==== Исходный текст

Ужасная судьба отца и сына –
Жить розно и в разлуке умереть...

     Михаил Юрьевич был очень талантливым юношей: он знал несколько языков, изучал музыку и живопись, но, тем не менее, не слишком удачные занятия в Московском университете привели его в совершенно чуждую среду юнкерского училища, куда он поступил в 1832 году.
     За два года до этого, пережив неудачный роман со светской красавицей Екатериной Сушковой, Лермонтов увлёкся дочерью московского драматурга – Натальей Ивановой. Сразу же после первого знакомства в 1830 г. он обратился к ней с поразительно искренним посланием, ждал её суда о своём творчестве, надеялся, что не ошибся в своём выборе. Вскоре его сердцем овладело сильное чувство; он пишет:

И ты, мой ангел, ты   
Со мною не умрёшь: моя любовь
Тебя отдаст бессмертной жизни вновь;
С моим названием станут повторят... Твоё...

     Взаимность пришла, но срок любви был очень коротким: возлюбленная Лермонтова быстро ему изменила, а он «не знав коварную измену» ей всю «душу отдавал». Узнав об измене, Лермонтов долго не мог уйти от своей любви. Кроме 10 стихотворений, озаглавленных инициалами Натальи Ивановой, некоторые исследователи считают, что ещё 35 было посвящено ей или связано с воспоминаниями об этой любовной драме Лермонтова. Так или иначе, но на прощанье поэт написал ей в 1832 году:

Я не унижусь пред тобою;
Ни твой привет, ни твой укор
Не властны над моей душою.
Знай: мы чужие с этих пор...

     И дальше с упрёком:

Как знать, быть может, те мгновенья,
Что протекли у ног твоих,
Я отнимал у вдохновенья...
А чем ты заменила их?

     Ни Сушкова, ни Иванова понять Лермонтова не смогли. Оскорблённый и разочарованный, он отрекается от настоящей любви. В этом же вышеупомянутом стихотворении он говорит:

Отныне стану наслаждаться,
И в страсти стану клясться всем;
Со всеми буду я смеяться,
А плакать не хочу ни с кем...

     Однако поэт ошибся: его ждала ещё одна, последняя любовь, хотя и она была не менее трагической.

========
==== Извлечённые материалы

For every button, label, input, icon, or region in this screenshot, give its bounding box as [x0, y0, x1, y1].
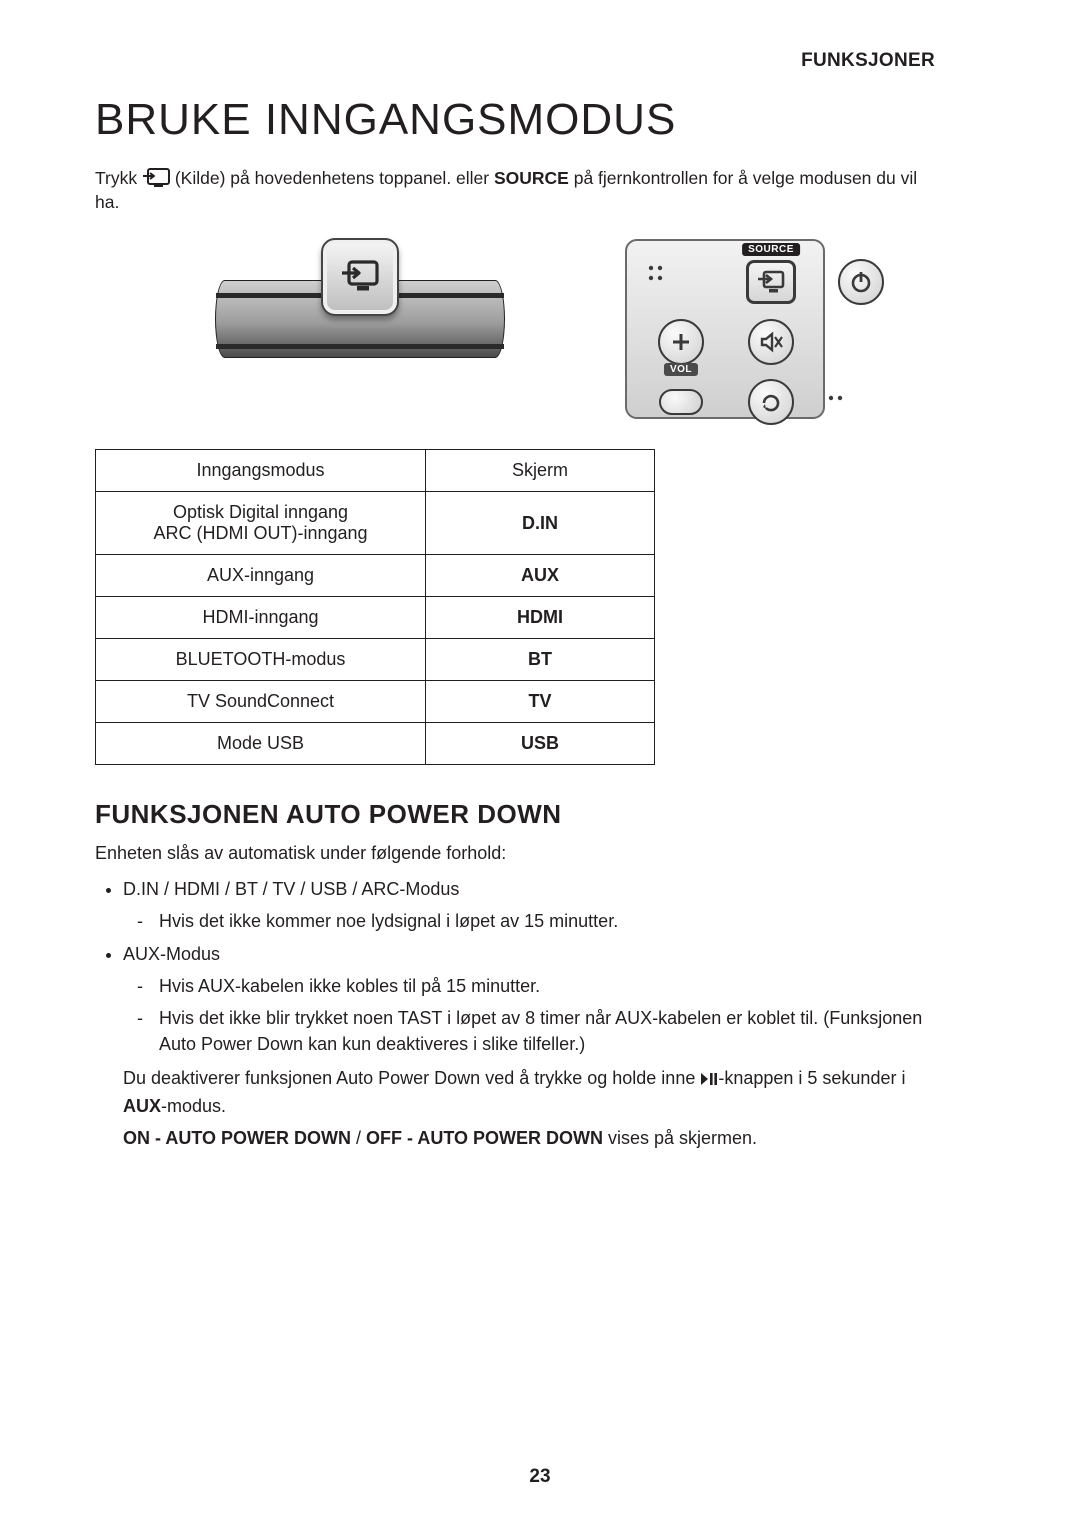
dash-item: Hvis det ikke blir trykket noen TAST i l…: [159, 1005, 935, 1057]
remote-vol-cell: VOL: [645, 376, 717, 428]
remote-source-cell: SOURCE: [735, 256, 807, 308]
section-heading: FUNKSJONEN AUTO POWER DOWN: [95, 799, 935, 830]
remote-power-cell: [825, 256, 897, 308]
table-cell-left: BLUETOOTH-modus: [96, 639, 426, 681]
table-cell-right: BT: [426, 639, 655, 681]
text-span: -modus.: [161, 1096, 226, 1116]
intro-mid1: (Kilde) på hovedenhetens toppanel. eller: [175, 168, 494, 188]
remote-volplus-button: [658, 319, 704, 365]
table-row: TV SoundConnect TV: [96, 681, 655, 723]
table-cell-right: AUX: [426, 555, 655, 597]
table-head-left: Inngangsmodus: [96, 450, 426, 492]
table-cell-right: TV: [426, 681, 655, 723]
table-cell-right: D.IN: [426, 492, 655, 555]
soundbar-source-button: [321, 238, 399, 316]
remote-mute-cell: [735, 316, 807, 368]
table-cell-line: ARC (HDMI OUT)-inngang: [104, 523, 417, 544]
remote-power-button: [838, 259, 884, 305]
text-span: /: [351, 1128, 366, 1148]
bullet-head: AUX-Modus: [123, 944, 220, 964]
table-row: AUX-inngang AUX: [96, 555, 655, 597]
table-row: HDMI-inngang HDMI: [96, 597, 655, 639]
remote-dots-1: [645, 256, 667, 308]
table-cell-left: Mode USB: [96, 723, 426, 765]
text-span-bold: AUX: [123, 1096, 161, 1116]
remote-mute-button: [748, 319, 794, 365]
table-head-row: Inngangsmodus Skjerm: [96, 450, 655, 492]
source-icon: [142, 168, 170, 188]
text-span-bold: OFF - AUTO POWER DOWN: [366, 1128, 603, 1148]
table-head-right: Skjerm: [426, 450, 655, 492]
remote-vol-label: VOL: [664, 363, 698, 376]
remote-source-button: [746, 260, 796, 304]
remote-repeat-cell: [735, 376, 807, 428]
table-row: BLUETOOTH-modus BT: [96, 639, 655, 681]
text-span-bold: ON - AUTO POWER DOWN: [123, 1128, 351, 1148]
table-cell-line: Optisk Digital inngang: [104, 502, 417, 523]
section-lead: Enheten slås av automatisk under følgend…: [95, 840, 935, 866]
dash-item: Hvis AUX-kabelen ikke kobles til på 15 m…: [159, 973, 935, 999]
text-span: Du deaktiverer funksjonen Auto Power Dow…: [123, 1068, 700, 1088]
table-row: Mode USB USB: [96, 723, 655, 765]
figure-soundbar-panel: [215, 239, 505, 399]
table-cell-left: AUX-inngang: [96, 555, 426, 597]
section-header: FUNKSJONER: [801, 50, 935, 72]
text-span: -knappen i 5 sekunder i: [718, 1068, 905, 1088]
intro-pre: Trykk: [95, 168, 142, 188]
bullet-head: D.IN / HDMI / BT / TV / USB / ARC-Modus: [123, 879, 459, 899]
table-cell-right: HDMI: [426, 597, 655, 639]
page-title: BRUKE INNGANGSMODUS: [95, 95, 935, 145]
remote-dots-3: [825, 376, 847, 428]
table-row: Optisk Digital inngang ARC (HDMI OUT)-in…: [96, 492, 655, 555]
table-cell-right: USB: [426, 723, 655, 765]
remote-volplus-cell: [645, 316, 717, 368]
table-cell-left: HDMI-inngang: [96, 597, 426, 639]
page-number: 23: [529, 1466, 550, 1488]
figure-remote: SOURCE VOL: [625, 239, 825, 419]
remote-source-label: SOURCE: [742, 243, 800, 256]
play-pause-icon: [700, 1067, 718, 1093]
table-cell-left: Optisk Digital inngang ARC (HDMI OUT)-in…: [96, 492, 426, 555]
bullet-item: D.IN / HDMI / BT / TV / USB / ARC-Modus …: [123, 876, 935, 934]
deactivate-line: Du deaktiverer funksjonen Auto Power Dow…: [123, 1065, 935, 1119]
bullet-item: AUX-Modus Hvis AUX-kabelen ikke kobles t…: [123, 941, 935, 1152]
dash-item: Hvis det ikke kommer noe lydsignal i løp…: [159, 908, 935, 934]
table-cell-left: TV SoundConnect: [96, 681, 426, 723]
onoff-line: ON - AUTO POWER DOWN / OFF - AUTO POWER …: [123, 1125, 935, 1151]
input-mode-table: Inngangsmodus Skjerm Optisk Digital inng…: [95, 449, 655, 765]
remote-vol-button: [659, 389, 703, 415]
intro-source-word: SOURCE: [494, 168, 569, 188]
text-span: vises på skjermen.: [603, 1128, 757, 1148]
remote-repeat-button: [748, 379, 794, 425]
remote-dots-2: [825, 316, 847, 368]
intro-paragraph: Trykk (Kilde) på hovedenhetens toppanel.…: [95, 167, 935, 214]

========

Что нужно сделать:
**1.** В каком году, по тексту о Лермонтове, он поступил в юнкерское училище?
**2.** Переведите на английский предложение из текста о Лермонтове: «Ни Сушкова, ни Иванова понять Лермонтова не смогли».
**3.** Продолжите текст о Лермонтове после его последнего предложения.

Ответы к заданиям:
**1.** В 1832 году.

**2.** Neither Sushkova nor Ivanova was able to understand Lermontov.

**3.**
     С семьёй Лопухиных Лермонтов дружил с детства: со старшей сестрой Марией он переписывался всю жизнь; с братом Алексеем был в приятельских отношениях, а среднюю сестру Варвару он полюбил... наконец-то встретив в ней родную и близкую душу.
     Известный биограф Лермонтова, Висковатов, в 1891 г. писал, что над Лермонтовым «господствовала глубокая и поэтому чистая и возвышенная страсть – источник наслаждения и горя». В воспоминаниях родственника Шан-Гирея в 1860 г. встречается описание Варвары Лопухиной: «Это была натура пылкая, восторженная, поэтическая и в высшей степени симпатичная».
     В циклы лермонтовской лирики образ Лопухиной входит с осени 1831 г. и до конца его жизни ей посвящаются стихи, поэмы, она становится героиней его прозы. Она же в какой-то мере прообраз Веры в «Герое нашего времени».
     В 1835 г. разлука, непонимание и сомнение привели к роковой ошибке: Лопухина вышла замуж за другого. Лермонтов ничего не смог изменить. В душе поэта бушует буря, пламенем ревности он стремится убить свою любовь и не может: образ Лопухиной оказался нетленным, - через всю жизнь и через всё творчество проходит этот образ в трагическом единении любви и страдания. Такое единение противоречивых чувств было свойственно поэту, восклицавшему:

Что без страданий жизнь поэта?
И что без бури океан?

     В свете этих данных можно утверждать, что тема одиночества была личной, субъективной темой поэта, о чём и говорит его любовная лирика и многие другие стихотворения о судьбе его современников. Однако в последних тема одиночества усиливается и обостряется, сливаясь с мотивами общественной неудовлетворённости и гражданского бездействия того времени.
     Одним из первых таких стихотворений, которое сразу стало, и до сих пор популярно в русском обществе, было стихотворение «Парус», написанное в 1832 г.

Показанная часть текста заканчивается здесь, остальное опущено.